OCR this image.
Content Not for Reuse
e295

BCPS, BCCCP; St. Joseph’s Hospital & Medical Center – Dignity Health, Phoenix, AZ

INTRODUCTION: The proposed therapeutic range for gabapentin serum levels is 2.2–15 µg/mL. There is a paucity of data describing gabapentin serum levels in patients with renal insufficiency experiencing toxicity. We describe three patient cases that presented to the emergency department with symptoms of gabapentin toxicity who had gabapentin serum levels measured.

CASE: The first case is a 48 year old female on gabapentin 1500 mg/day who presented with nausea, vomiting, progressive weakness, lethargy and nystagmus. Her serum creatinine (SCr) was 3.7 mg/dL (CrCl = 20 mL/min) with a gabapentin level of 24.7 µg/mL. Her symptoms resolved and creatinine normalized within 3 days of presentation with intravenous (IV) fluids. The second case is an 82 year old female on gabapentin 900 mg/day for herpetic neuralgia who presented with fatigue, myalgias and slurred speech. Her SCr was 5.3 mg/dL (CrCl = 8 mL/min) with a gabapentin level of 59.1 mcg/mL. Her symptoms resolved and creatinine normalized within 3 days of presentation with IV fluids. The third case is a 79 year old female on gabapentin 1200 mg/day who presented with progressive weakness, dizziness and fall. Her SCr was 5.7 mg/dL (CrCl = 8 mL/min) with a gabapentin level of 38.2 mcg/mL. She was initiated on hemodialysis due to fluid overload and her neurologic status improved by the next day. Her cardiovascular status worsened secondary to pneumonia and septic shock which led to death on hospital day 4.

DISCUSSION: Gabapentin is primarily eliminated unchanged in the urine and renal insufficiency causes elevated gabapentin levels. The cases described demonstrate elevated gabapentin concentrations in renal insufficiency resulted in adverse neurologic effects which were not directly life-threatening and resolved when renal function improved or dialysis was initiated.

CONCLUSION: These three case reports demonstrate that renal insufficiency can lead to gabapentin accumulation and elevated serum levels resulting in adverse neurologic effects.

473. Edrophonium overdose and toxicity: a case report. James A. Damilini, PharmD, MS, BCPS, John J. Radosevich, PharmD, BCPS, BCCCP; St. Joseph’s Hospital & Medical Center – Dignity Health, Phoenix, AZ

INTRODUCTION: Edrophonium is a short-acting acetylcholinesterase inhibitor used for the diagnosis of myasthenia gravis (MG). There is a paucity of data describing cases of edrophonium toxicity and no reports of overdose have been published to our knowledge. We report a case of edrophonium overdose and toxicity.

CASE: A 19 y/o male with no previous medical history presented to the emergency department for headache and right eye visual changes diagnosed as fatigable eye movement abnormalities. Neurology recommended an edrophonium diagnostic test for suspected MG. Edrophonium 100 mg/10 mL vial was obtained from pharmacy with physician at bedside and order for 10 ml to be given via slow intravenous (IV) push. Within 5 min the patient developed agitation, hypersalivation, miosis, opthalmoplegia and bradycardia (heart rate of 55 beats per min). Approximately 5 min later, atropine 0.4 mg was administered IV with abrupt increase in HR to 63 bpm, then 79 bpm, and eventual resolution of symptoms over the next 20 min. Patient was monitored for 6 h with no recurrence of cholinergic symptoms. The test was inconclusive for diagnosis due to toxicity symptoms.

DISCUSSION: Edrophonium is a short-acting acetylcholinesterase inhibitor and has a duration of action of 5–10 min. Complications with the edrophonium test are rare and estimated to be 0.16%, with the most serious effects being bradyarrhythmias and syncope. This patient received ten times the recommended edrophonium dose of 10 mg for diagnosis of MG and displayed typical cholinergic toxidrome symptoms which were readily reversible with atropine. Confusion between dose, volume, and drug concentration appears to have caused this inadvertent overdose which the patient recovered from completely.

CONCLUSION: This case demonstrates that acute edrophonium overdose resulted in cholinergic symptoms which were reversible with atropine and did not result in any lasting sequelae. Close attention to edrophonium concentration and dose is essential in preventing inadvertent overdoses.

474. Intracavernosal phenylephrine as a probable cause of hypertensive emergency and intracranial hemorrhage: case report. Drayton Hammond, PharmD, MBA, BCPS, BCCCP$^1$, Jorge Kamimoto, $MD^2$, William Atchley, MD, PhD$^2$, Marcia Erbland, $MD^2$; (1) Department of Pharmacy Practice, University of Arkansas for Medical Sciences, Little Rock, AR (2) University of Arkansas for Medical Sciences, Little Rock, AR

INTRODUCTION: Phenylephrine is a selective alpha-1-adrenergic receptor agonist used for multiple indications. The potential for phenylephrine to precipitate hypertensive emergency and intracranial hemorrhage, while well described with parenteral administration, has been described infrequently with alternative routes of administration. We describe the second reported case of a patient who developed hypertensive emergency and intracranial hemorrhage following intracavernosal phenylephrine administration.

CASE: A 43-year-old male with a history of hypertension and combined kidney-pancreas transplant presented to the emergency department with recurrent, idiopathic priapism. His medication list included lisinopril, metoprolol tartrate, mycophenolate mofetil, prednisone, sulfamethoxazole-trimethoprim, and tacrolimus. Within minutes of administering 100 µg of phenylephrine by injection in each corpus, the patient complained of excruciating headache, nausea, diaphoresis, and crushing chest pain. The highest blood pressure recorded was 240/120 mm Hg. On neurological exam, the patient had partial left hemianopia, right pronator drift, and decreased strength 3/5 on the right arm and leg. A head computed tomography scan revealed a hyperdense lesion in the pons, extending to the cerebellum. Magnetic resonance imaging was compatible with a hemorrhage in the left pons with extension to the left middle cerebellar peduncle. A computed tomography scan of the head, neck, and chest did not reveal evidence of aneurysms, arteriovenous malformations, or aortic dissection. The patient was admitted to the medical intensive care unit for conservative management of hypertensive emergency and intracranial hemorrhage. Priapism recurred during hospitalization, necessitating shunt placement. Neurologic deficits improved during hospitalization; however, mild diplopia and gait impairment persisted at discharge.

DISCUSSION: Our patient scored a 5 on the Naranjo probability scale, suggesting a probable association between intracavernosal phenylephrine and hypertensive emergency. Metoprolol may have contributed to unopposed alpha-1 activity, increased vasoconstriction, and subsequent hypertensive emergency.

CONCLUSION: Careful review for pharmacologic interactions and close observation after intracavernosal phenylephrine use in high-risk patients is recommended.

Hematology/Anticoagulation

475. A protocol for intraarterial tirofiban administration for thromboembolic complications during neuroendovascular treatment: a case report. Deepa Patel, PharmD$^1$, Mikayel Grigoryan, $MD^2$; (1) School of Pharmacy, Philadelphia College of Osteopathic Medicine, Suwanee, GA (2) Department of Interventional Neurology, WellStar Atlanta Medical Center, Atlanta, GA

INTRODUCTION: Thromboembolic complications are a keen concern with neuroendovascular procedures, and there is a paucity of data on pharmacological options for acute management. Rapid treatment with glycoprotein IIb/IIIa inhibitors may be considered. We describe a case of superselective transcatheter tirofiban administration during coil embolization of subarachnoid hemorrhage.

**Assigned task:** The listing above is to be restated word for word.

**Output of the task:**
OCR this image.
Content Not for Reuse
e295

BCPS, BCCCP; St. Joseph’s Hospital & Medical Center – Dignity Health, Phoenix, AZ

INTRODUCTION: The proposed therapeutic range for gabapentin serum levels is 2.2–15 µg/mL. There is a paucity of data describing gabapentin serum levels in patients with renal insufficiency experiencing toxicity. We describe three patient cases that presented to the emergency department with symptoms of gabapentin toxicity who had gabapentin serum levels measured.

CASE: The first case is a 48 year old female on gabapentin 1500 mg/day who presented with nausea, vomiting, progressive weakness, lethargy and nystagmus. Her serum creatinine (SCr) was 3.7 mg/dL (CrCl = 20 mL/min) with a gabapentin level of 24.7 µg/mL. Her symptoms resolved and creatinine normalized within 3 days of presentation with intravenous (IV) fluids. The second case is an 82 year old female on gabapentin 900 mg/day for herpetic neuralgia who presented with fatigue, myalgias and slurred speech. Her SCr was 5.3 mg/dL (CrCl = 8 mL/min) with a gabapentin level of 59.1 mcg/mL. Her symptoms resolved and creatinine normalized within 3 days of presentation with IV fluids. The third case is a 79 year old female on gabapentin 1200 mg/day who presented with progressive weakness, dizziness and fall. Her SCr was 5.7 mg/dL (CrCl = 8 mL/min) with a gabapentin level of 38.2 mcg/mL. She was initiated on hemodialysis due to fluid overload and her neurologic status improved by the next day. Her cardiovascular status worsened secondary to pneumonia and septic shock which led to death on hospital day 4.

DISCUSSION: Gabapentin is primarily eliminated unchanged in the urine and renal insufficiency causes elevated gabapentin levels. The cases described demonstrate elevated gabapentin concentrations in renal insufficiency resulted in adverse neurologic effects which were not directly life-threatening and resolved when renal function improved or dialysis was initiated.

CONCLUSION: These three case reports demonstrate that renal insufficiency can lead to gabapentin accumulation and elevated serum levels resulting in adverse neurologic effects.

473. Edrophonium overdose and toxicity: a case report. James A. Damilini, PharmD, MS, BCPS, John J. Radosevich, PharmD, BCPS, BCCCP; St. Joseph’s Hospital & Medical Center – Dignity Health, Phoenix, AZ

INTRODUCTION: Edrophonium is a short-acting acetylcholinesterase inhibitor used for the diagnosis of myasthenia gravis (MG). There is a paucity of data describing cases of edrophonium toxicity and no reports of overdose have been published to our knowledge. We report a case of edrophonium overdose and toxicity.

CASE: A 19 y/o male with no previous medical history presented to the emergency department for headache and right eye visual changes diagnosed as fatigable eye movement abnormalities. Neurology recommended an edrophonium diagnostic test for suspected MG. Edrophonium 100 mg/10 mL vial was obtained from pharmacy with physician at bedside and order for 10 ml to be given via slow intravenous (IV) push. Within 5 min the patient developed agitation, hypersalivation, miosis, opthalmoplegia and bradycardia (heart rate of 55 beats per min). Approximately 5 min later, atropine 0.4 mg was administered IV with abrupt increase in HR to 63 bpm, then 79 bpm, and eventual resolution of symptoms over the next 20 min. Patient was monitored for 6 h with no recurrence of cholinergic symptoms. The test was inconclusive for diagnosis due to toxicity symptoms.

DISCUSSION: Edrophonium is a short-acting acetylcholinesterase inhibitor and has a duration of action of 5–10 min. Complications with the edrophonium test are rare and estimated to be 0.16%, with the most serious effects being bradyarrhythmias and syncope. This patient received ten times the recommended edrophonium dose of 10 mg for diagnosis of MG and displayed typical cholinergic toxidrome symptoms which were readily reversible with atropine. Confusion between dose, volume, and drug concentration appears to have caused this inadvertent overdose which the patient recovered from completely.

CONCLUSION: This case demonstrates that acute edrophonium overdose resulted in cholinergic symptoms which were reversible with atropine and did not result in any lasting sequelae. Close attention to edrophonium concentration and dose is essential in preventing inadvertent overdoses.

474. Intracavernosal phenylephrine as a probable cause of hypertensive emergency and intracranial hemorrhage: case report. Drayton Hammond, PharmD, MBA, BCPS, BCCCP$^1$, Jorge Kamimoto, $MD^2$, William Atchley, MD, PhD$^2$, Marcia Erbland, $MD^2$; (1) Department of Pharmacy Practice, University of Arkansas for Medical Sciences, Little Rock, AR (2) University of Arkansas for Medical Sciences, Little Rock, AR

INTRODUCTION: Phenylephrine is a selective alpha-1-adrenergic receptor agonist used for multiple indications. The potential for phenylephrine to precipitate hypertensive emergency and intracranial hemorrhage, while well described with parenteral administration, has been described infrequently with alternative routes of administration. We describe the second reported case of a patient who developed hypertensive emergency and intracranial hemorrhage following intracavernosal phenylephrine administration.

CASE: A 43-year-old male with a history of hypertension and combined kidney-pancreas transplant presented to the emergency department with recurrent, idiopathic priapism. His medication list included lisinopril, metoprolol tartrate, mycophenolate mofetil, prednisone, sulfamethoxazole-trimethoprim, and tacrolimus. Within minutes of administering 100 µg of phenylephrine by injection in each corpus, the patient complained of excruciating headache, nausea, diaphoresis, and crushing chest pain. The highest blood pressure recorded was 240/120 mm Hg. On neurological exam, the patient had partial left hemianopia, right pronator drift, and decreased strength 3/5 on the right arm and leg. A head computed tomography scan revealed a hyperdense lesion in the pons, extending to the cerebellum. Magnetic resonance imaging was compatible with a hemorrhage in the left pons with extension to the left middle cerebellar peduncle. A computed tomography scan of the head, neck, and chest did not reveal evidence of aneurysms, arteriovenous malformations, or aortic dissection. The patient was admitted to the medical intensive care unit for conservative management of hypertensive emergency and intracranial hemorrhage. Priapism recurred during hospitalization, necessitating shunt placement. Neurologic deficits improved during hospitalization; however, mild diplopia and gait impairment persisted at discharge.

DISCUSSION: Our patient scored a 5 on the Naranjo probability scale, suggesting a probable association between intracavernosal phenylephrine and hypertensive emergency. Metoprolol may have contributed to unopposed alpha-1 activity, increased vasoconstriction, and subsequent hypertensive emergency.

CONCLUSION: Careful review for pharmacologic interactions and close observation after intracavernosal phenylephrine use in high-risk patients is recommended.

Hematology/Anticoagulation

475. A protocol for intraarterial tirofiban administration for thromboembolic complications during neuroendovascular treatment: a case report. Deepa Patel, PharmD$^1$, Mikayel Grigoryan, $MD^2$; (1) School of Pharmacy, Philadelphia College of Osteopathic Medicine, Suwanee, GA (2) Department of Interventional Neurology, WellStar Atlanta Medical Center, Atlanta, GA

INTRODUCTION: Thromboembolic complications are a keen concern with neuroendovascular procedures, and there is a paucity of data on pharmacological options for acute management. Rapid treatment with glycoprotein IIb/IIIa inhibitors may be considered. We describe a case of superselective transcatheter tirofiban administration during coil embolization of subarachnoid hemorrhage.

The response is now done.